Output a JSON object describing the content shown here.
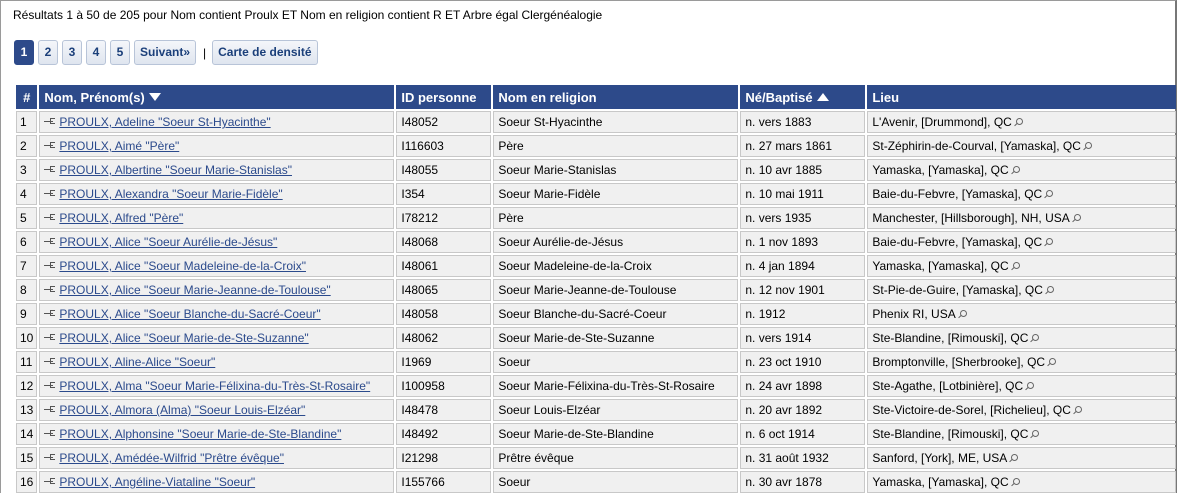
{
  "summary": "Résultats 1 à 50 de 205 pour Nom contient Proulx ET Nom en religion contient R ET Arbre égal Clergénéalogie",
  "pagination": {
    "pages": [
      "1",
      "2",
      "3",
      "4",
      "5"
    ],
    "active": "1",
    "next_label": "Suivant»",
    "separator": "|",
    "density_label": "Carte de densité"
  },
  "table": {
    "headers": {
      "num": "#",
      "name": "Nom, Prénom(s)",
      "id": "ID personne",
      "religion": "Nom en religion",
      "born": "Né/Baptisé",
      "place": "Lieu"
    },
    "sort": {
      "name": "desc",
      "born": "asc"
    },
    "rows": [
      {
        "num": "1",
        "name": "PROULX, Adeline \"Soeur St-Hyacinthe\"",
        "id": "I48052",
        "religion": "Soeur St-Hyacinthe",
        "born": "n. vers 1883",
        "place": "L'Avenir, [Drummond], QC"
      },
      {
        "num": "2",
        "name": "PROULX, Aimé \"Père\"",
        "id": "I116603",
        "religion": "Père",
        "born": "n. 27 mars 1861",
        "place": "St-Zéphirin-de-Courval, [Yamaska], QC"
      },
      {
        "num": "3",
        "name": "PROULX, Albertine \"Soeur Marie-Stanislas\"",
        "id": "I48055",
        "religion": "Soeur Marie-Stanislas",
        "born": "n. 10 avr 1885",
        "place": "Yamaska, [Yamaska], QC"
      },
      {
        "num": "4",
        "name": "PROULX, Alexandra \"Soeur Marie-Fidèle\"",
        "id": "I354",
        "religion": "Soeur Marie-Fidèle",
        "born": "n. 10 mai 1911",
        "place": "Baie-du-Febvre, [Yamaska], QC"
      },
      {
        "num": "5",
        "name": "PROULX, Alfred \"Père\"",
        "id": "I78212",
        "religion": "Père",
        "born": "n. vers 1935",
        "place": "Manchester, [Hillsborough], NH, USA"
      },
      {
        "num": "6",
        "name": "PROULX, Alice \"Soeur Aurélie-de-Jésus\"",
        "id": "I48068",
        "religion": "Soeur Aurélie-de-Jésus",
        "born": "n. 1 nov 1893",
        "place": "Baie-du-Febvre, [Yamaska], QC"
      },
      {
        "num": "7",
        "name": "PROULX, Alice \"Soeur Madeleine-de-la-Croix\"",
        "id": "I48061",
        "religion": "Soeur Madeleine-de-la-Croix",
        "born": "n. 4 jan 1894",
        "place": "Yamaska, [Yamaska], QC"
      },
      {
        "num": "8",
        "name": "PROULX, Alice \"Soeur Marie-Jeanne-de-Toulouse\"",
        "id": "I48065",
        "religion": "Soeur Marie-Jeanne-de-Toulouse",
        "born": "n. 12 nov 1901",
        "place": "St-Pie-de-Guire, [Yamaska], QC"
      },
      {
        "num": "9",
        "name": "PROULX, Alice \"Soeur Blanche-du-Sacré-Coeur\"",
        "id": "I48058",
        "religion": "Soeur Blanche-du-Sacré-Coeur",
        "born": "n. 1912",
        "place": "Phenix RI, USA"
      },
      {
        "num": "10",
        "name": "PROULX, Alice \"Soeur Marie-de-Ste-Suzanne\"",
        "id": "I48062",
        "religion": "Soeur Marie-de-Ste-Suzanne",
        "born": "n. vers 1914",
        "place": "Ste-Blandine, [Rimouski], QC"
      },
      {
        "num": "11",
        "name": "PROULX, Aline-Alice \"Soeur\"",
        "id": "I1969",
        "religion": "Soeur",
        "born": "n. 23 oct 1910",
        "place": "Bromptonville, [Sherbrooke], QC"
      },
      {
        "num": "12",
        "name": "PROULX, Alma \"Soeur Marie-Félixina-du-Très-St-Rosaire\"",
        "id": "I100958",
        "religion": "Soeur Marie-Félixina-du-Très-St-Rosaire",
        "born": "n. 24 avr 1898",
        "place": "Ste-Agathe, [Lotbinière], QC"
      },
      {
        "num": "13",
        "name": "PROULX, Almora (Alma) \"Soeur Louis-Elzéar\"",
        "id": "I48478",
        "religion": "Soeur Louis-Elzéar",
        "born": "n. 20 avr 1892",
        "place": "Ste-Victoire-de-Sorel, [Richelieu], QC"
      },
      {
        "num": "14",
        "name": "PROULX, Alphonsine \"Soeur Marie-de-Ste-Blandine\"",
        "id": "I48492",
        "religion": "Soeur Marie-de-Ste-Blandine",
        "born": "n. 6 oct 1914",
        "place": "Ste-Blandine, [Rimouski], QC"
      },
      {
        "num": "15",
        "name": "PROULX, Amédée-Wilfrid \"Prêtre évêque\"",
        "id": "I21298",
        "religion": "Prêtre évêque",
        "born": "n. 31 août 1932",
        "place": "Sanford, [York], ME, USA"
      },
      {
        "num": "16",
        "name": "PROULX, Angéline-Viataline \"Soeur\"",
        "id": "I155766",
        "religion": "Soeur",
        "born": "n. 30 avr 1878",
        "place": "Yamaska, [Yamaska], QC"
      }
    ]
  },
  "icons": {
    "tree": "family-tree-icon",
    "place": "magnifier-icon",
    "sort_desc": "sort-down-icon",
    "sort_asc": "sort-up-icon"
  },
  "colors": {
    "header_bg": "#2d4a8a",
    "link": "#2b4a8c",
    "cell_bg": "#f0f0f0"
  }
}
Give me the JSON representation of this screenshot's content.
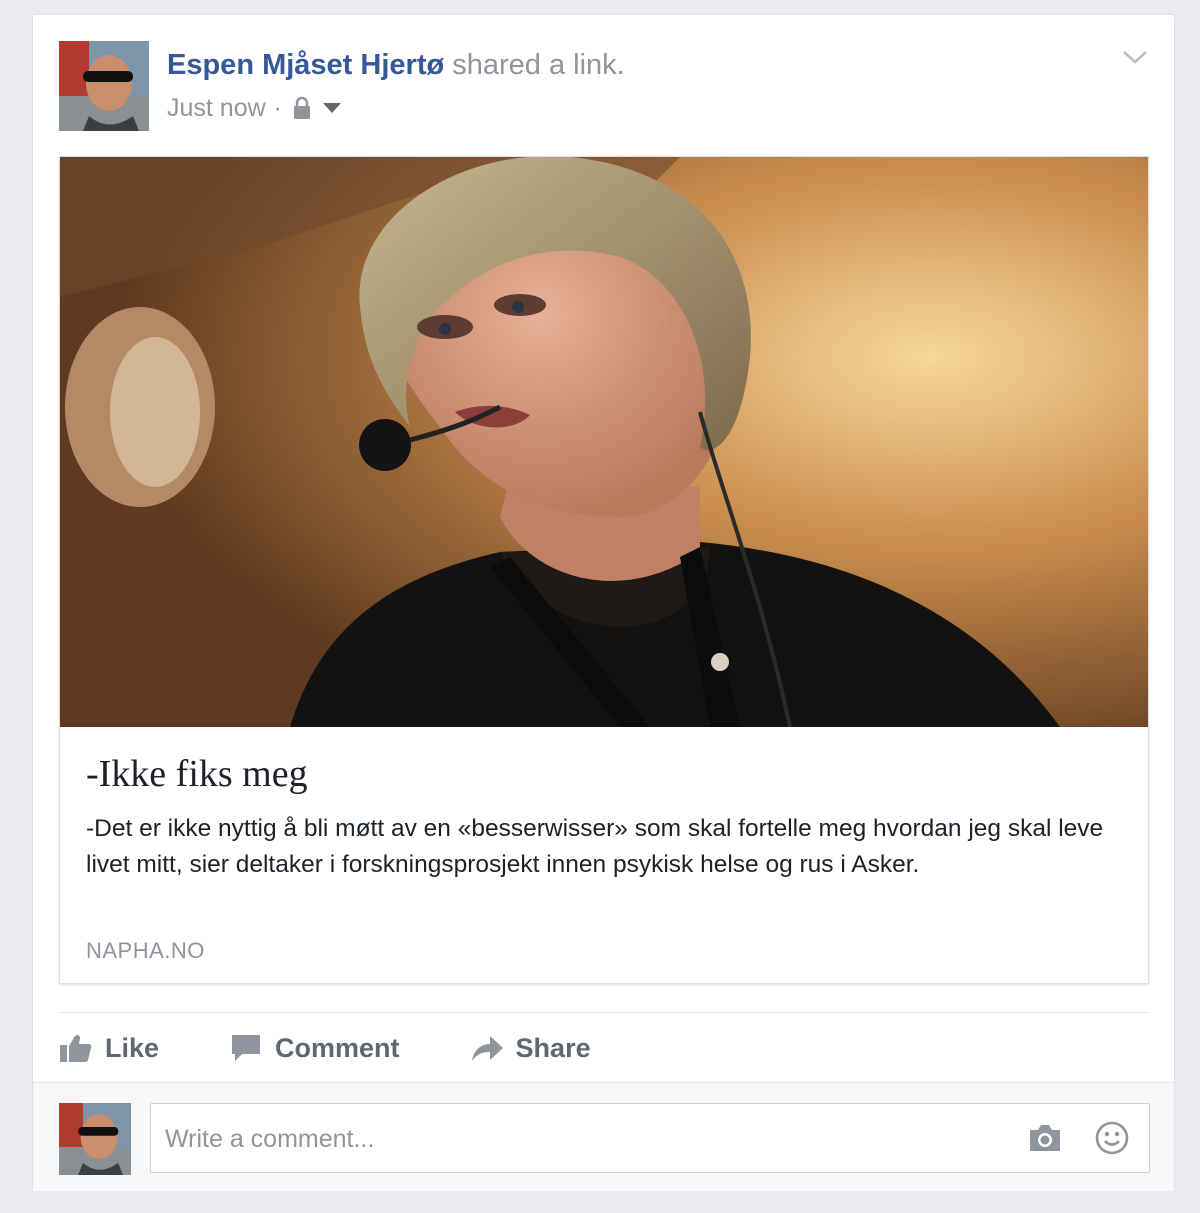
{
  "post": {
    "author": "Espen Mjåset Hjertø",
    "action": "shared a link.",
    "timestamp": "Just now",
    "separator": "·",
    "privacy_icon": "lock-icon",
    "audience_icon": "caret-down-icon",
    "options_icon": "chevron-down-icon"
  },
  "link": {
    "title": "-Ikke fiks meg",
    "description": "-Det er ikke nyttig å bli møtt av en «besserwisser» som skal fortelle meg hvordan jeg skal leve livet mitt, sier deltaker i forskningsprosjekt innen psykisk helse og rus i Asker.",
    "domain": "NAPHA.NO"
  },
  "actions": {
    "like": "Like",
    "comment": "Comment",
    "share": "Share"
  },
  "comment_box": {
    "placeholder": "Write a comment...",
    "camera_icon": "camera-icon",
    "emoji_icon": "smiley-icon"
  },
  "colors": {
    "author_link": "#365899",
    "muted": "#90949c",
    "action_text": "#606770",
    "background": "#e9ebee"
  }
}
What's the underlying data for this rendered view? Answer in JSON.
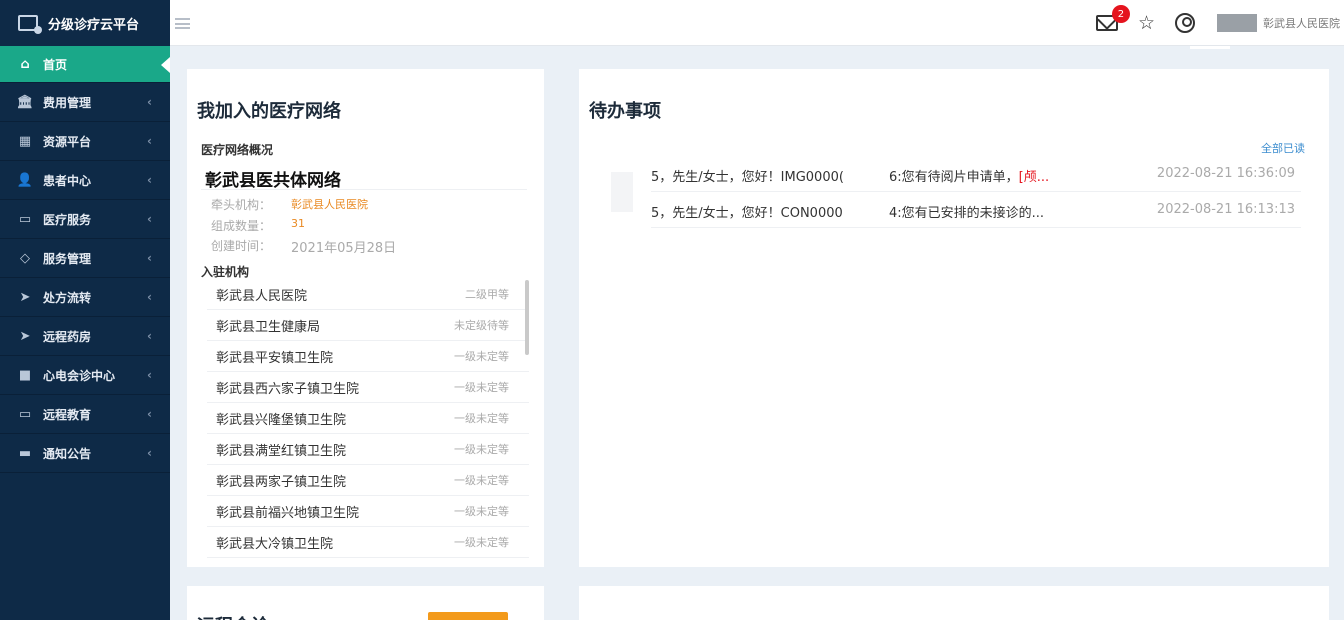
{
  "app": {
    "title": "分级诊疗云平台"
  },
  "sidebar": {
    "items": [
      {
        "label": "首页",
        "icon": "home-icon",
        "glyph": "⌂",
        "active": true
      },
      {
        "label": "费用管理",
        "icon": "bank-icon",
        "glyph": "🏛"
      },
      {
        "label": "资源平台",
        "icon": "grid-icon",
        "glyph": "▦"
      },
      {
        "label": "患者中心",
        "icon": "user-icon",
        "glyph": "👤"
      },
      {
        "label": "医疗服务",
        "icon": "calendar-icon",
        "glyph": "▭"
      },
      {
        "label": "服务管理",
        "icon": "diamond-icon",
        "glyph": "◇"
      },
      {
        "label": "处方流转",
        "icon": "send-icon",
        "glyph": "➤"
      },
      {
        "label": "远程药房",
        "icon": "send-icon",
        "glyph": "➤"
      },
      {
        "label": "心电会诊中心",
        "icon": "video-icon",
        "glyph": "■"
      },
      {
        "label": "远程教育",
        "icon": "monitor-icon",
        "glyph": "▭"
      },
      {
        "label": "通知公告",
        "icon": "car-icon",
        "glyph": "▬"
      }
    ]
  },
  "header": {
    "mail_badge": "2",
    "hospital": "彰武县人民医院"
  },
  "network_panel": {
    "title": "我加入的医疗网络",
    "overview_label": "医疗网络概况",
    "network_name": "彰武县医共体网络",
    "lead_label": "牵头机构：",
    "lead_value": "彰武县人民医院",
    "count_label": "组成数量：",
    "count_value": "31",
    "created_label": "创建时间：",
    "created_value": "2021年05月28日",
    "members_label": "入驻机构",
    "members": [
      {
        "name": "彰武县人民医院",
        "level": "二级甲等"
      },
      {
        "name": "彰武县卫生健康局",
        "level": "未定级待等"
      },
      {
        "name": "彰武县平安镇卫生院",
        "level": "一级未定等"
      },
      {
        "name": "彰武县西六家子镇卫生院",
        "level": "一级未定等"
      },
      {
        "name": "彰武县兴隆堡镇卫生院",
        "level": "一级未定等"
      },
      {
        "name": "彰武县满堂红镇卫生院",
        "level": "一级未定等"
      },
      {
        "name": "彰武县两家子镇卫生院",
        "level": "一级未定等"
      },
      {
        "name": "彰武县前福兴地镇卫生院",
        "level": "一级未定等"
      },
      {
        "name": "彰武县大冷镇卫生院",
        "level": "一级未定等"
      }
    ]
  },
  "todo_panel": {
    "title": "待办事项",
    "mark_all_read": "全部已读",
    "items": [
      {
        "greeting": "5，先生/女士，您好！IMG0000(",
        "message": "6:您有待阅片申请单，",
        "highlight": "[颅...",
        "time": "2022-08-21 16:36:09"
      },
      {
        "greeting": "5，先生/女士，您好！CON0000",
        "message": "4:您有已安排的未接诊的...",
        "highlight": "",
        "time": "2022-08-21 16:13:13"
      }
    ]
  },
  "bottom_left": {
    "title": "远程会诊"
  },
  "colors": {
    "sidebar_bg": "#0e2a47",
    "active": "#1aa889",
    "accent_orange": "#e98a23",
    "badge_red": "#e5141e",
    "link_blue": "#3c8dcf"
  }
}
• • • • •
Respond with nothing but the number of lines in the entries that contain the string "Félixina".

| Result of the exercise |
2